* **Task requirements**
The records below must be copied in full; omit the images.

■ ■ ■ ■ ■ ■ ■

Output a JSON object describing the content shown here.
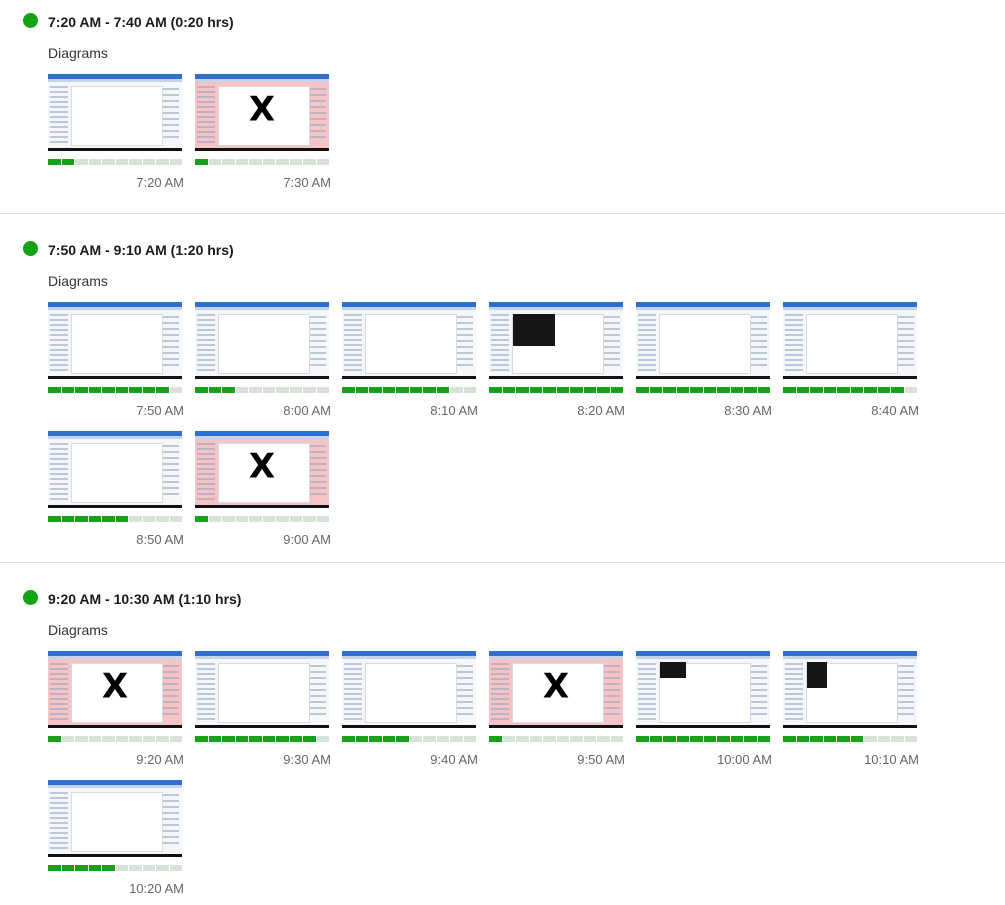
{
  "sessions": [
    {
      "range": "7:20 AM - 7:40 AM",
      "duration": "(0:20 hrs)",
      "memo": "Diagrams",
      "shots": [
        {
          "time": "7:20 AM",
          "activity_segments": 2,
          "deleted": false
        },
        {
          "time": "7:30 AM",
          "activity_segments": 1,
          "deleted": true
        }
      ]
    },
    {
      "range": "7:50 AM - 9:10 AM",
      "duration": "(1:20 hrs)",
      "memo": "Diagrams",
      "shots": [
        {
          "time": "7:50 AM",
          "activity_segments": 9,
          "deleted": false
        },
        {
          "time": "8:00 AM",
          "activity_segments": 3,
          "deleted": false
        },
        {
          "time": "8:10 AM",
          "activity_segments": 8,
          "deleted": false
        },
        {
          "time": "8:20 AM",
          "activity_segments": 10,
          "deleted": false
        },
        {
          "time": "8:30 AM",
          "activity_segments": 10,
          "deleted": false
        },
        {
          "time": "8:40 AM",
          "activity_segments": 9,
          "deleted": false
        },
        {
          "time": "8:50 AM",
          "activity_segments": 6,
          "deleted": false
        },
        {
          "time": "9:00 AM",
          "activity_segments": 1,
          "deleted": true
        }
      ]
    },
    {
      "range": "9:20 AM - 10:30 AM",
      "duration": "(1:10 hrs)",
      "memo": "Diagrams",
      "shots": [
        {
          "time": "9:20 AM",
          "activity_segments": 1,
          "deleted": true
        },
        {
          "time": "9:30 AM",
          "activity_segments": 9,
          "deleted": false
        },
        {
          "time": "9:40 AM",
          "activity_segments": 5,
          "deleted": false
        },
        {
          "time": "9:50 AM",
          "activity_segments": 1,
          "deleted": true
        },
        {
          "time": "10:00 AM",
          "activity_segments": 10,
          "deleted": false
        },
        {
          "time": "10:10 AM",
          "activity_segments": 6,
          "deleted": false
        },
        {
          "time": "10:20 AM",
          "activity_segments": 5,
          "deleted": false
        }
      ]
    }
  ],
  "deleted_mark": "X",
  "activity_total_segments": 10,
  "colors": {
    "online_dot": "#14a314",
    "activity_on": "#18a018",
    "activity_off": "#d8e3d8",
    "deleted_overlay": "#f6c4c6"
  }
}
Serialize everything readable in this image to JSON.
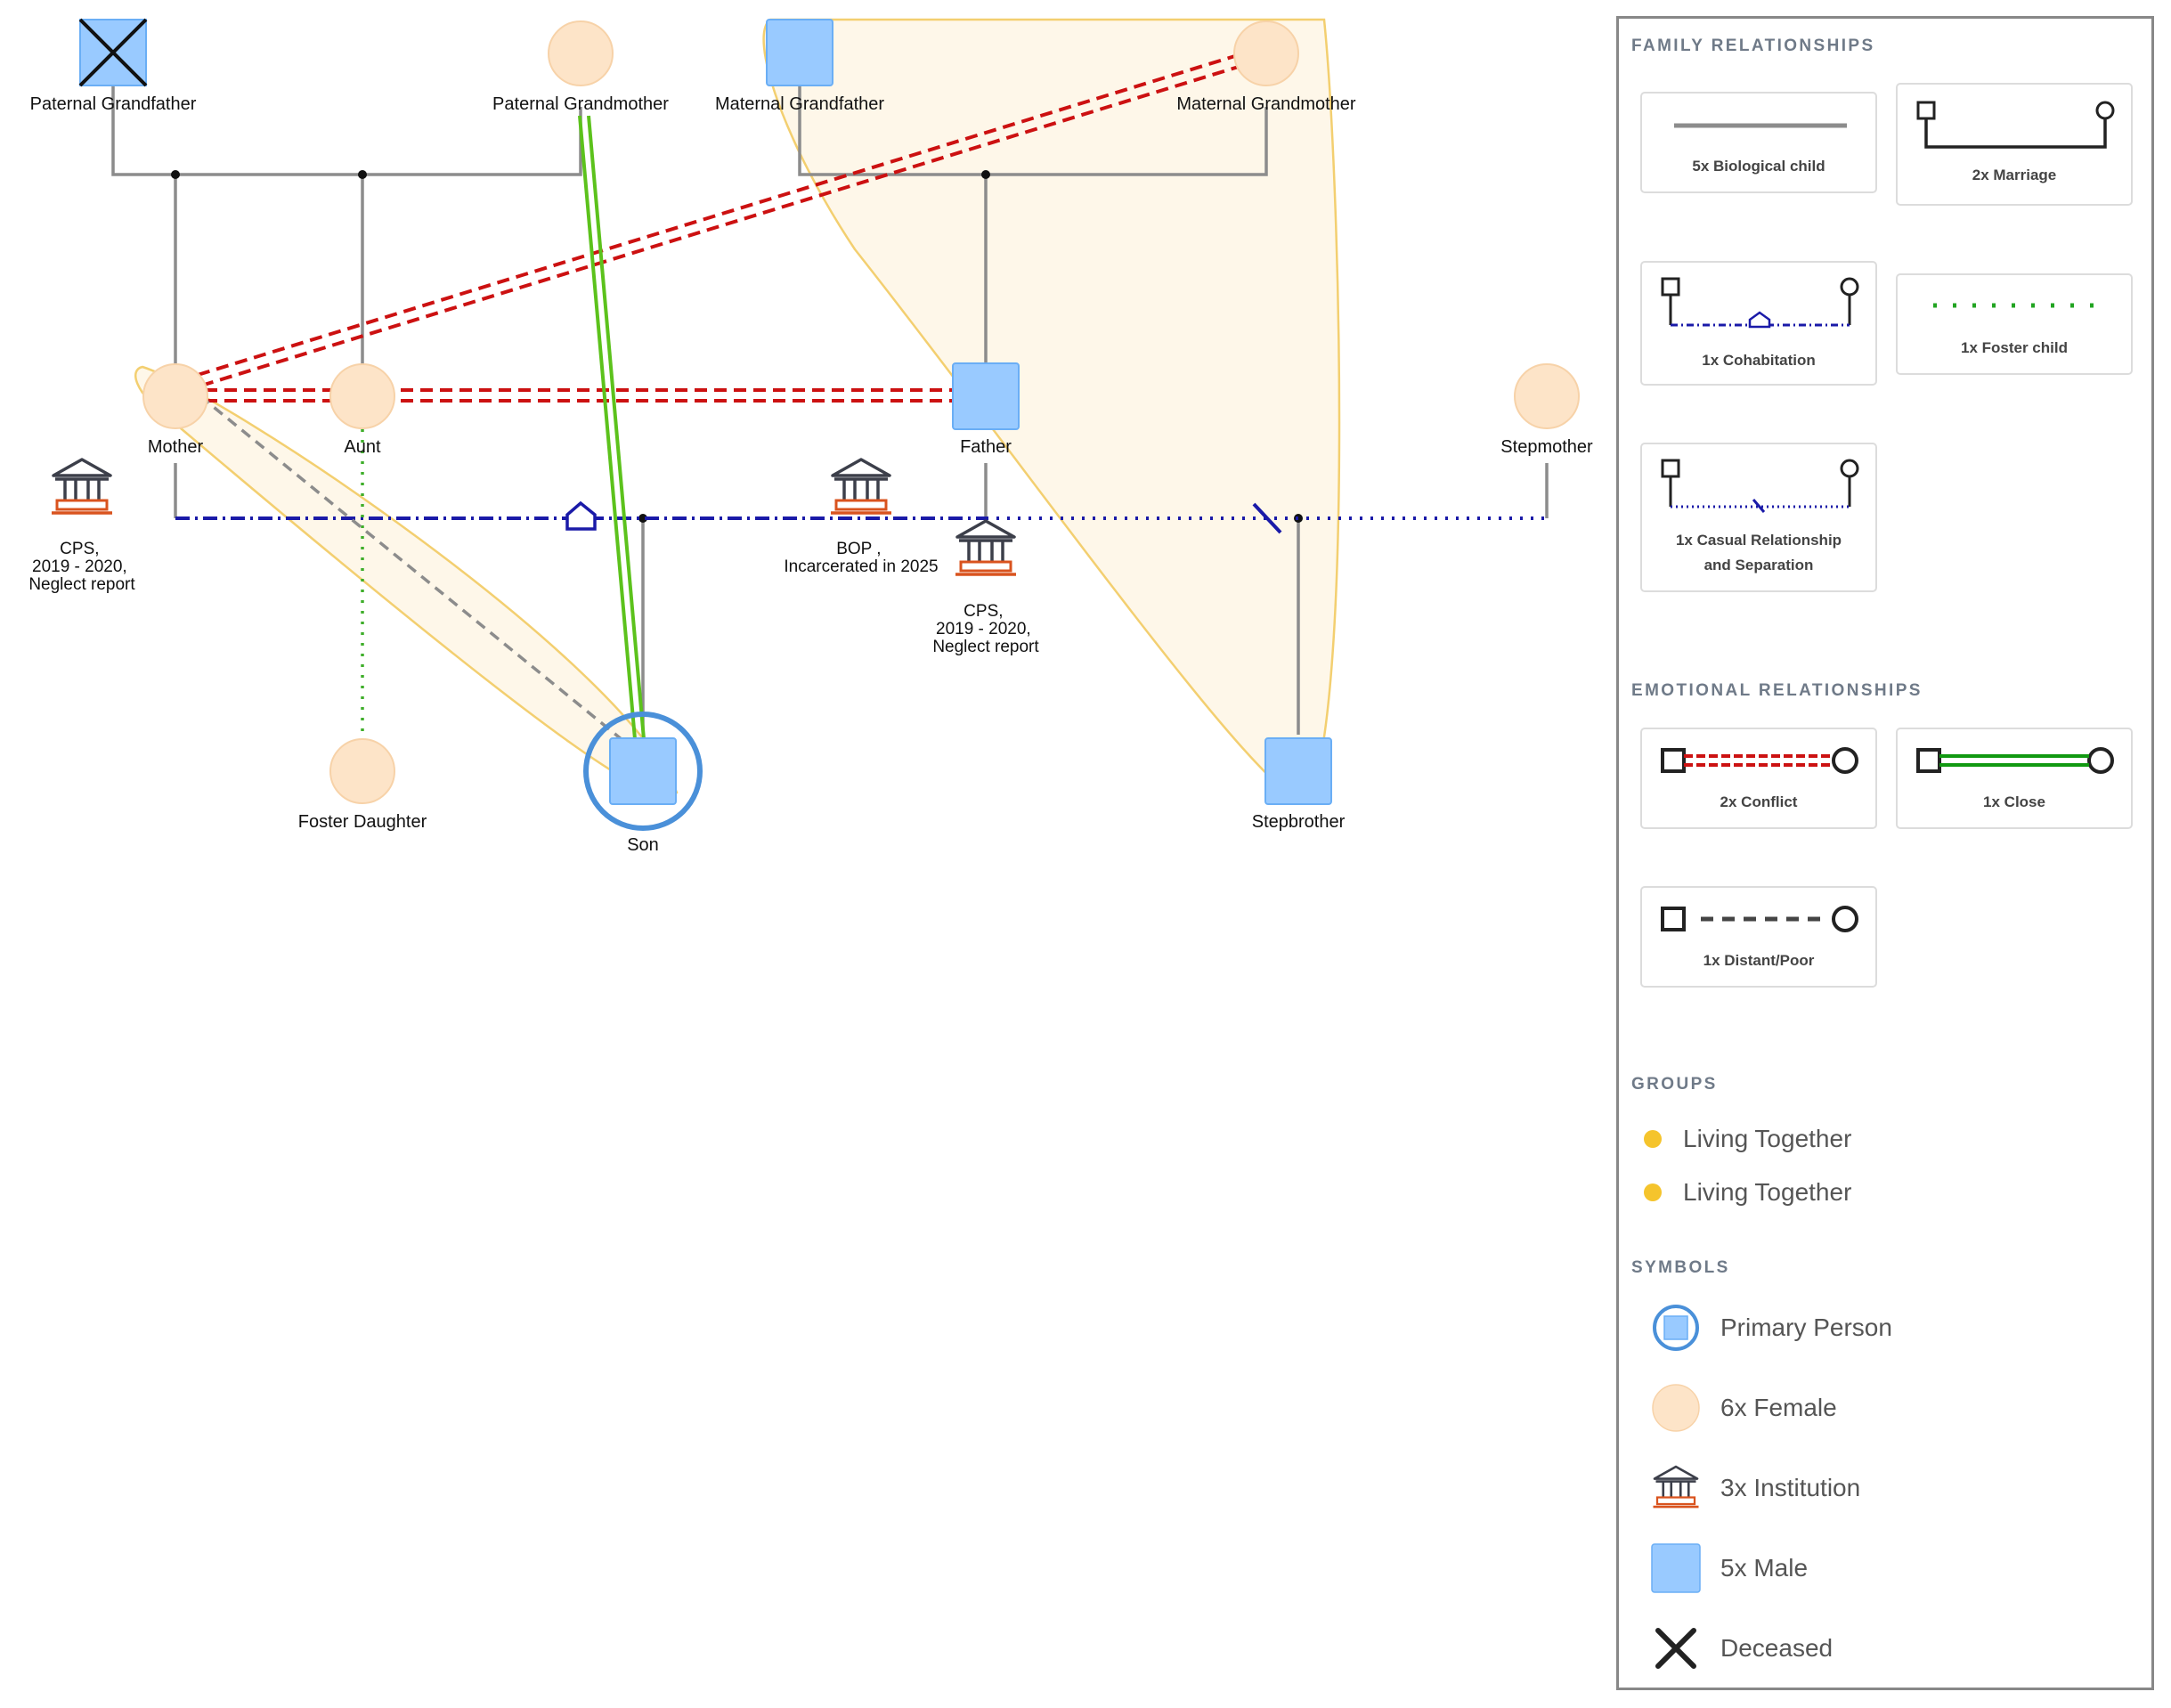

■ ■ ■ ■ ■ ■ ■

* **Solution for this exercise**
Output a JSON object describing the content shown here.
{
  "sessions": [
    {
      "range": "7:20 AM - 7:40 AM",
      "duration": "(0:20 hrs)",
      "memo": "Diagrams",
      "shots": [
        {
          "time": "7:20 AM",
          "activity_segments": 2,
          "deleted": false
        },
        {
          "time": "7:30 AM",
          "activity_segments": 1,
          "deleted": true
        }
      ]
    },
    {
      "range": "7:50 AM - 9:10 AM",
      "duration": "(1:20 hrs)",
      "memo": "Diagrams",
      "shots": [
        {
          "time": "7:50 AM",
          "activity_segments": 9,
          "deleted": false
        },
        {
          "time": "8:00 AM",
          "activity_segments": 3,
          "deleted": false
        },
        {
          "time": "8:10 AM",
          "activity_segments": 8,
          "deleted": false
        },
        {
          "time": "8:20 AM",
          "activity_segments": 10,
          "deleted": false
        },
        {
          "time": "8:30 AM",
          "activity_segments": 10,
          "deleted": false
        },
        {
          "time": "8:40 AM",
          "activity_segments": 9,
          "deleted": false
        },
        {
          "time": "8:50 AM",
          "activity_segments": 6,
          "deleted": false
        },
        {
          "time": "9:00 AM",
          "activity_segments": 1,
          "deleted": true
        }
      ]
    },
    {
      "range": "9:20 AM - 10:30 AM",
      "duration": "(1:10 hrs)",
      "memo": "Diagrams",
      "shots": [
        {
          "time": "9:20 AM",
          "activity_segments": 1,
          "deleted": true
        },
        {
          "time": "9:30 AM",
          "activity_segments": 9,
          "deleted": false
        },
        {
          "time": "9:40 AM",
          "activity_segments": 5,
          "deleted": false
        },
        {
          "time": "9:50 AM",
          "activity_segments": 1,
          "deleted": true
        },
        {
          "time": "10:00 AM",
          "activity_segments": 10,
          "deleted": false
        },
        {
          "time": "10:10 AM",
          "activity_segments": 6,
          "deleted": false
        },
        {
          "time": "10:20 AM",
          "activity_segments": 5,
          "deleted": false
        }
      ]
    }
  ],
  "deleted_mark": "X",
  "activity_total_segments": 10,
  "colors": {
    "online_dot": "#14a314",
    "activity_on": "#18a018",
    "activity_off": "#d8e3d8",
    "deleted_overlay": "#f6c4c6"
  }
}
Serialize everything readable in this image to JSON.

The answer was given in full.